** start Records supplied **
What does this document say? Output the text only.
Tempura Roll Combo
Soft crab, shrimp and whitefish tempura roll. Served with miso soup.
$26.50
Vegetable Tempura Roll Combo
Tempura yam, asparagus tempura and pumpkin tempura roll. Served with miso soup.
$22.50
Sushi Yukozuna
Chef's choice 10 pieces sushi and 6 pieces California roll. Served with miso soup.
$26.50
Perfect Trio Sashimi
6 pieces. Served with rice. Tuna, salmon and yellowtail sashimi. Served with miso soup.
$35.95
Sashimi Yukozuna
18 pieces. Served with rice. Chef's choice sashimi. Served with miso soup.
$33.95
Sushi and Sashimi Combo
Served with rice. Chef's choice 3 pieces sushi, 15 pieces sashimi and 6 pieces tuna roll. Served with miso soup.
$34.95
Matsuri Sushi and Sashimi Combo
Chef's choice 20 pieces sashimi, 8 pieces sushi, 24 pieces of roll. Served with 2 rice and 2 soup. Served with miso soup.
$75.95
** end Records supplied **
> _Task_:
Repeat all the records. Match each line exactly.

> _Output below_:
What does this document say? Output the text only.
Tempura Roll Combo
Soft crab, shrimp and whitefish tempura roll. Served with miso soup.
$26.50
Vegetable Tempura Roll Combo
Tempura yam, asparagus tempura and pumpkin tempura roll. Served with miso soup.
$22.50
Sushi Yukozuna
Chef's choice 10 pieces sushi and 6 pieces California roll. Served with miso soup.
$26.50
Perfect Trio Sashimi
6 pieces. Served with rice. Tuna, salmon and yellowtail sashimi. Served with miso soup.
$35.95
Sashimi Yukozuna
18 pieces. Served with rice. Chef's choice sashimi. Served with miso soup.
$33.95
Sushi and Sashimi Combo
Served with rice. Chef's choice 3 pieces sushi, 15 pieces sashimi and 6 pieces tuna roll. Served with miso soup.
$34.95
Matsuri Sushi and Sashimi Combo
Chef's choice 20 pieces sashimi, 8 pieces sushi, 24 pieces of roll. Served with 2 rice and 2 soup. Served with miso soup.
$75.95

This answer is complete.